* start Entries *

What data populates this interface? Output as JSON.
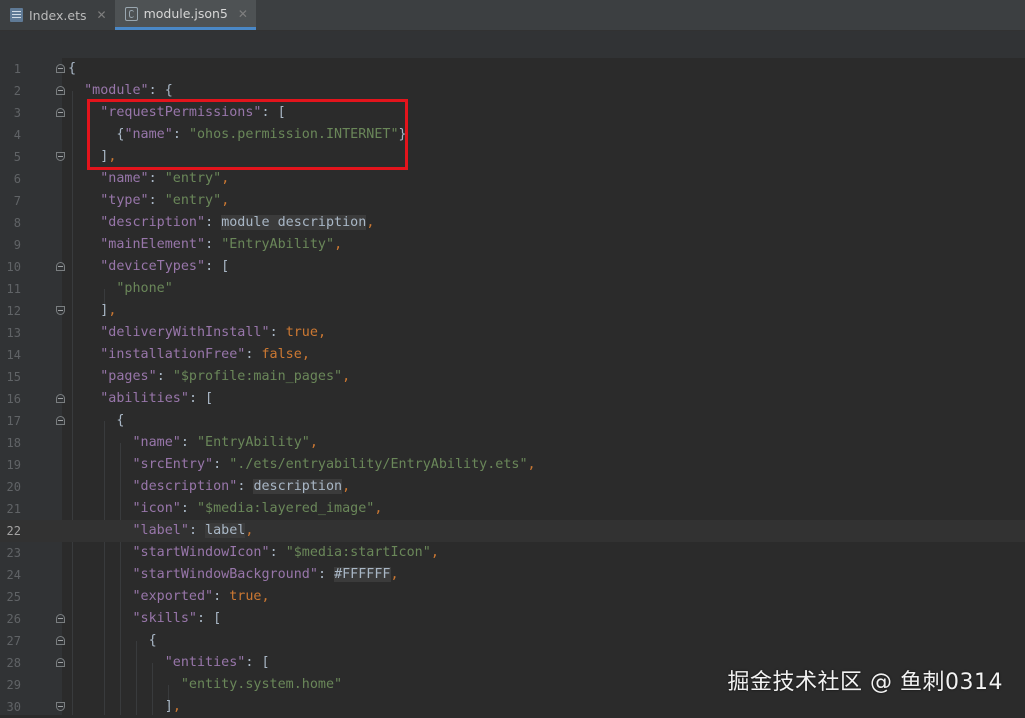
{
  "tabs": [
    {
      "label": "Index.ets",
      "icon": "ets-file-icon",
      "active": false
    },
    {
      "label": "module.json5",
      "icon": "json-file-icon",
      "active": true
    }
  ],
  "tab_close_glyph": "✕",
  "current_line": 22,
  "watermark": "掘金技术社区 @ 鱼刺0314",
  "highlight_color": "#e3141c",
  "lines": [
    {
      "n": "1"
    },
    {
      "n": "2"
    },
    {
      "n": "3"
    },
    {
      "n": "4"
    },
    {
      "n": "5"
    },
    {
      "n": "6"
    },
    {
      "n": "7"
    },
    {
      "n": "8"
    },
    {
      "n": "9"
    },
    {
      "n": "10"
    },
    {
      "n": "11"
    },
    {
      "n": "12"
    },
    {
      "n": "13"
    },
    {
      "n": "14"
    },
    {
      "n": "15"
    },
    {
      "n": "16"
    },
    {
      "n": "17"
    },
    {
      "n": "18"
    },
    {
      "n": "19"
    },
    {
      "n": "20"
    },
    {
      "n": "21"
    },
    {
      "n": "22"
    },
    {
      "n": "23"
    },
    {
      "n": "24"
    },
    {
      "n": "25"
    },
    {
      "n": "26"
    },
    {
      "n": "27"
    },
    {
      "n": "28"
    },
    {
      "n": "29"
    },
    {
      "n": "30"
    }
  ],
  "code": {
    "l1_brace": "{",
    "l2_key": "\"module\"",
    "l3_key": "\"requestPermissions\"",
    "l4_key": "\"name\"",
    "l4_val": "\"ohos.permission.INTERNET\"",
    "l6_key": "\"name\"",
    "l6_val": "\"entry\"",
    "l7_key": "\"type\"",
    "l7_val": "\"entry\"",
    "l8_key": "\"description\"",
    "l8_val": "module description",
    "l9_key": "\"mainElement\"",
    "l9_val": "\"EntryAbility\"",
    "l10_key": "\"deviceTypes\"",
    "l11_val": "\"phone\"",
    "l13_key": "\"deliveryWithInstall\"",
    "l13_val": "true",
    "l14_key": "\"installationFree\"",
    "l14_val": "false",
    "l15_key": "\"pages\"",
    "l15_val": "\"$profile:main_pages\"",
    "l16_key": "\"abilities\"",
    "l18_key": "\"name\"",
    "l18_val": "\"EntryAbility\"",
    "l19_key": "\"srcEntry\"",
    "l19_val": "\"./ets/entryability/EntryAbility.ets\"",
    "l20_key": "\"description\"",
    "l20_val": "description",
    "l21_key": "\"icon\"",
    "l21_val": "\"$media:layered_image\"",
    "l22_key": "\"label\"",
    "l22_val": "label",
    "l23_key": "\"startWindowIcon\"",
    "l23_val": "\"$media:startIcon\"",
    "l24_key": "\"startWindowBackground\"",
    "l24_val": "#FFFFFF",
    "l25_key": "\"exported\"",
    "l25_val": "true",
    "l26_key": "\"skills\"",
    "l28_key": "\"entities\"",
    "l29_val": "\"entity.system.home\""
  }
}
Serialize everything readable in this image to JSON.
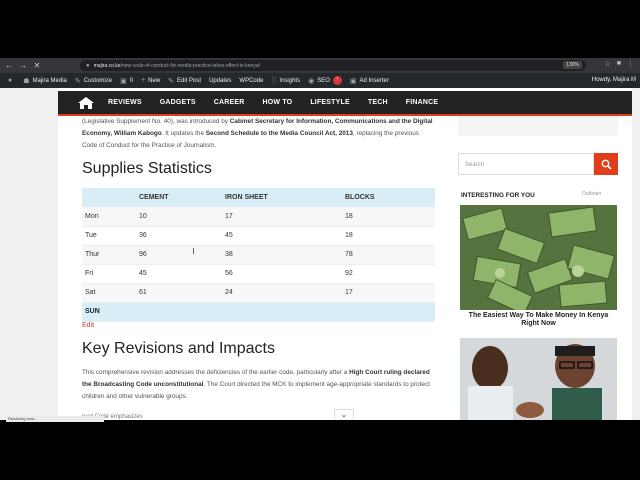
{
  "browser": {
    "url_domain": "majira.co.ke",
    "url_path": "/new-code-of-conduct-for-media-practice-takes-effect-in-kenya/",
    "zoom": "130%"
  },
  "adminbar": {
    "site_name": "Majira Media",
    "customize": "Customize",
    "comments": "0",
    "new": "New",
    "edit_post": "Edit Post",
    "updates": "Updates",
    "wpcode": "WPCode",
    "insights": "Insights",
    "seo": "SEO",
    "seo_count": "!",
    "ad_inserter": "Ad Inserter",
    "howdy": "Howdy, Majira M"
  },
  "sitenav": {
    "items": [
      "REVIEWS",
      "GADGETS",
      "CAREER",
      "HOW TO",
      "LIFESTYLE",
      "TECH",
      "FINANCE"
    ]
  },
  "article": {
    "intro_pre": "(Legislative Supplement No. 40), was introduced by ",
    "intro_bold1": "Cabinet Secretary for Information, Communications and the Digital Economy, William Kabogo",
    "intro_mid": ". It updates the ",
    "intro_bold2": "Second Schedule to the Media Council Act, 2013",
    "intro_post": ", replacing the previous Code of Conduct for the Practice of Journalism.",
    "heading1": "Supplies Statistics",
    "table": {
      "headers": [
        "",
        "CEMENT",
        "IRON SHEET",
        "BLOCKS"
      ],
      "rows": [
        [
          "Mon",
          "10",
          "17",
          "18"
        ],
        [
          "Tue",
          "36",
          "45",
          "18"
        ],
        [
          "Thur",
          "96",
          "38",
          "78"
        ],
        [
          "Fri",
          "45",
          "56",
          "92"
        ],
        [
          "Sat",
          "61",
          "24",
          "17"
        ],
        [
          "SUN",
          "",
          "",
          ""
        ]
      ]
    },
    "edit": "Edit",
    "heading2": "Key Revisions and Impacts",
    "p2_pre": "This comprehensive revision addresses the deficiencies of the earlier code, particularly after a ",
    "p2_bold": "High Court ruling declared the Broadcasting Code unconstitutional",
    "p2_post": ". The Court directed the MCK to implement age-appropriate standards to protect children and other vulnerable groups.",
    "partial": "ised Code emphasizes"
  },
  "sidebar": {
    "search_placeholder": "Search",
    "interest_title": "INTERESTING FOR YOU",
    "outbrain": "Outbrain",
    "ad1_caption": "The Easiest Way To Make Money In Kenya Right Now"
  },
  "status": "Resolving host..."
}
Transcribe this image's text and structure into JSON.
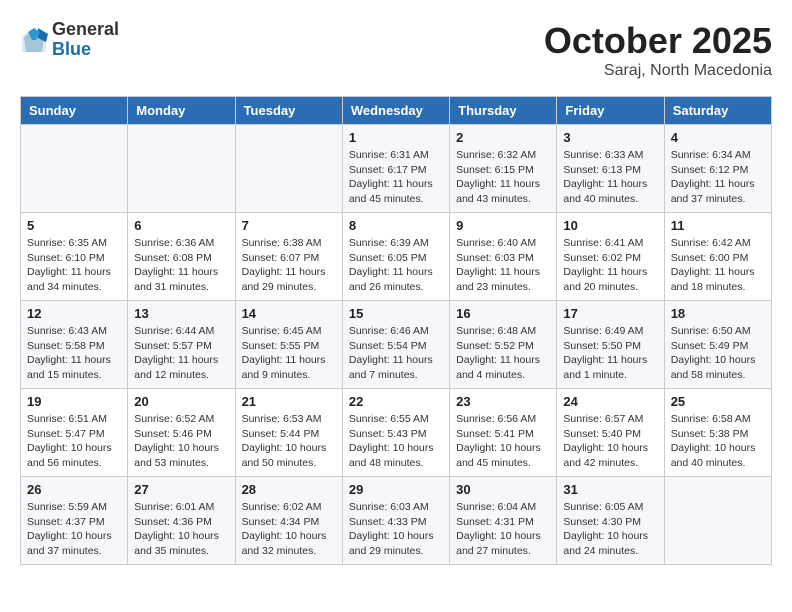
{
  "logo": {
    "general": "General",
    "blue": "Blue"
  },
  "header": {
    "month": "October 2025",
    "location": "Saraj, North Macedonia"
  },
  "weekdays": [
    "Sunday",
    "Monday",
    "Tuesday",
    "Wednesday",
    "Thursday",
    "Friday",
    "Saturday"
  ],
  "weeks": [
    [
      {
        "day": "",
        "info": ""
      },
      {
        "day": "",
        "info": ""
      },
      {
        "day": "",
        "info": ""
      },
      {
        "day": "1",
        "info": "Sunrise: 6:31 AM\nSunset: 6:17 PM\nDaylight: 11 hours\nand 45 minutes."
      },
      {
        "day": "2",
        "info": "Sunrise: 6:32 AM\nSunset: 6:15 PM\nDaylight: 11 hours\nand 43 minutes."
      },
      {
        "day": "3",
        "info": "Sunrise: 6:33 AM\nSunset: 6:13 PM\nDaylight: 11 hours\nand 40 minutes."
      },
      {
        "day": "4",
        "info": "Sunrise: 6:34 AM\nSunset: 6:12 PM\nDaylight: 11 hours\nand 37 minutes."
      }
    ],
    [
      {
        "day": "5",
        "info": "Sunrise: 6:35 AM\nSunset: 6:10 PM\nDaylight: 11 hours\nand 34 minutes."
      },
      {
        "day": "6",
        "info": "Sunrise: 6:36 AM\nSunset: 6:08 PM\nDaylight: 11 hours\nand 31 minutes."
      },
      {
        "day": "7",
        "info": "Sunrise: 6:38 AM\nSunset: 6:07 PM\nDaylight: 11 hours\nand 29 minutes."
      },
      {
        "day": "8",
        "info": "Sunrise: 6:39 AM\nSunset: 6:05 PM\nDaylight: 11 hours\nand 26 minutes."
      },
      {
        "day": "9",
        "info": "Sunrise: 6:40 AM\nSunset: 6:03 PM\nDaylight: 11 hours\nand 23 minutes."
      },
      {
        "day": "10",
        "info": "Sunrise: 6:41 AM\nSunset: 6:02 PM\nDaylight: 11 hours\nand 20 minutes."
      },
      {
        "day": "11",
        "info": "Sunrise: 6:42 AM\nSunset: 6:00 PM\nDaylight: 11 hours\nand 18 minutes."
      }
    ],
    [
      {
        "day": "12",
        "info": "Sunrise: 6:43 AM\nSunset: 5:58 PM\nDaylight: 11 hours\nand 15 minutes."
      },
      {
        "day": "13",
        "info": "Sunrise: 6:44 AM\nSunset: 5:57 PM\nDaylight: 11 hours\nand 12 minutes."
      },
      {
        "day": "14",
        "info": "Sunrise: 6:45 AM\nSunset: 5:55 PM\nDaylight: 11 hours\nand 9 minutes."
      },
      {
        "day": "15",
        "info": "Sunrise: 6:46 AM\nSunset: 5:54 PM\nDaylight: 11 hours\nand 7 minutes."
      },
      {
        "day": "16",
        "info": "Sunrise: 6:48 AM\nSunset: 5:52 PM\nDaylight: 11 hours\nand 4 minutes."
      },
      {
        "day": "17",
        "info": "Sunrise: 6:49 AM\nSunset: 5:50 PM\nDaylight: 11 hours\nand 1 minute."
      },
      {
        "day": "18",
        "info": "Sunrise: 6:50 AM\nSunset: 5:49 PM\nDaylight: 10 hours\nand 58 minutes."
      }
    ],
    [
      {
        "day": "19",
        "info": "Sunrise: 6:51 AM\nSunset: 5:47 PM\nDaylight: 10 hours\nand 56 minutes."
      },
      {
        "day": "20",
        "info": "Sunrise: 6:52 AM\nSunset: 5:46 PM\nDaylight: 10 hours\nand 53 minutes."
      },
      {
        "day": "21",
        "info": "Sunrise: 6:53 AM\nSunset: 5:44 PM\nDaylight: 10 hours\nand 50 minutes."
      },
      {
        "day": "22",
        "info": "Sunrise: 6:55 AM\nSunset: 5:43 PM\nDaylight: 10 hours\nand 48 minutes."
      },
      {
        "day": "23",
        "info": "Sunrise: 6:56 AM\nSunset: 5:41 PM\nDaylight: 10 hours\nand 45 minutes."
      },
      {
        "day": "24",
        "info": "Sunrise: 6:57 AM\nSunset: 5:40 PM\nDaylight: 10 hours\nand 42 minutes."
      },
      {
        "day": "25",
        "info": "Sunrise: 6:58 AM\nSunset: 5:38 PM\nDaylight: 10 hours\nand 40 minutes."
      }
    ],
    [
      {
        "day": "26",
        "info": "Sunrise: 5:59 AM\nSunset: 4:37 PM\nDaylight: 10 hours\nand 37 minutes."
      },
      {
        "day": "27",
        "info": "Sunrise: 6:01 AM\nSunset: 4:36 PM\nDaylight: 10 hours\nand 35 minutes."
      },
      {
        "day": "28",
        "info": "Sunrise: 6:02 AM\nSunset: 4:34 PM\nDaylight: 10 hours\nand 32 minutes."
      },
      {
        "day": "29",
        "info": "Sunrise: 6:03 AM\nSunset: 4:33 PM\nDaylight: 10 hours\nand 29 minutes."
      },
      {
        "day": "30",
        "info": "Sunrise: 6:04 AM\nSunset: 4:31 PM\nDaylight: 10 hours\nand 27 minutes."
      },
      {
        "day": "31",
        "info": "Sunrise: 6:05 AM\nSunset: 4:30 PM\nDaylight: 10 hours\nand 24 minutes."
      },
      {
        "day": "",
        "info": ""
      }
    ]
  ]
}
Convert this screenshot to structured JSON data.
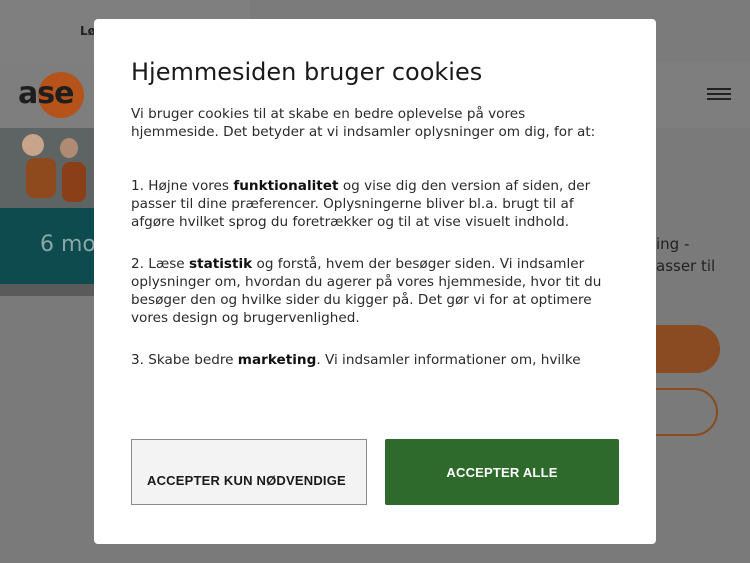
{
  "background": {
    "topbar_link": "Lø",
    "logo_text": "ase",
    "hero_text": "6 mo",
    "right_text_line1": "ing -",
    "right_text_line2": "asser til"
  },
  "modal": {
    "title": "Hjemmesiden bruger cookies",
    "intro": "Vi bruger cookies til at skabe en bedre oplevelse på vores hjemmeside. Det betyder at vi indsamler oplysninger om dig, for at:",
    "items": [
      {
        "prefix": "1. Højne vores ",
        "bold": "funktionalitet",
        "suffix": " og vise dig den version af siden, der passer til dine præferencer. Oplysningerne bliver bl.a. brugt til af afgøre hvilket sprog du foretrækker og til at vise visuelt indhold."
      },
      {
        "prefix": "2. Læse ",
        "bold": "statistik",
        "suffix": " og forstå, hvem der besøger siden. Vi indsamler oplysninger om, hvordan du agerer på vores hjemmeside, hvor tit du besøger den og hvilke sider du kigger på. Det gør vi for at optimere vores design og brugervenlighed."
      },
      {
        "prefix": "3. Skabe bedre ",
        "bold": "marketing",
        "suffix": ". Vi indsamler informationer om, hvilke"
      }
    ],
    "button_necessary": "ACCEPTER KUN NØDVENDIGE",
    "button_all": "ACCEPTER ALLE"
  },
  "colors": {
    "accept_all_bg": "#2e6a2b",
    "brand_orange": "#b5531a",
    "overlay": "#7a7a7a"
  }
}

* end Entries *

#### Problem details:
Quote verbatim the final run of lines in the material above, from the line that contains "Convert this screenshot" through the very last line, excluding any pictures.

#### Task response:
Convert this screenshot to structured JSON data.
{
  "background": {
    "topbar_link": "Lø",
    "logo_text": "ase",
    "hero_text": "6 mo",
    "right_text_line1": "ing -",
    "right_text_line2": "asser til"
  },
  "modal": {
    "title": "Hjemmesiden bruger cookies",
    "intro": "Vi bruger cookies til at skabe en bedre oplevelse på vores hjemmeside. Det betyder at vi indsamler oplysninger om dig, for at:",
    "items": [
      {
        "prefix": "1. Højne vores ",
        "bold": "funktionalitet",
        "suffix": " og vise dig den version af siden, der passer til dine præferencer. Oplysningerne bliver bl.a. brugt til af afgøre hvilket sprog du foretrækker og til at vise visuelt indhold."
      },
      {
        "prefix": "2. Læse ",
        "bold": "statistik",
        "suffix": " og forstå, hvem der besøger siden. Vi indsamler oplysninger om, hvordan du agerer på vores hjemmeside, hvor tit du besøger den og hvilke sider du kigger på. Det gør vi for at optimere vores design og brugervenlighed."
      },
      {
        "prefix": "3. Skabe bedre ",
        "bold": "marketing",
        "suffix": ". Vi indsamler informationer om, hvilke"
      }
    ],
    "button_necessary": "ACCEPTER KUN NØDVENDIGE",
    "button_all": "ACCEPTER ALLE"
  },
  "colors": {
    "accept_all_bg": "#2e6a2b",
    "brand_orange": "#b5531a",
    "overlay": "#7a7a7a"
  }
}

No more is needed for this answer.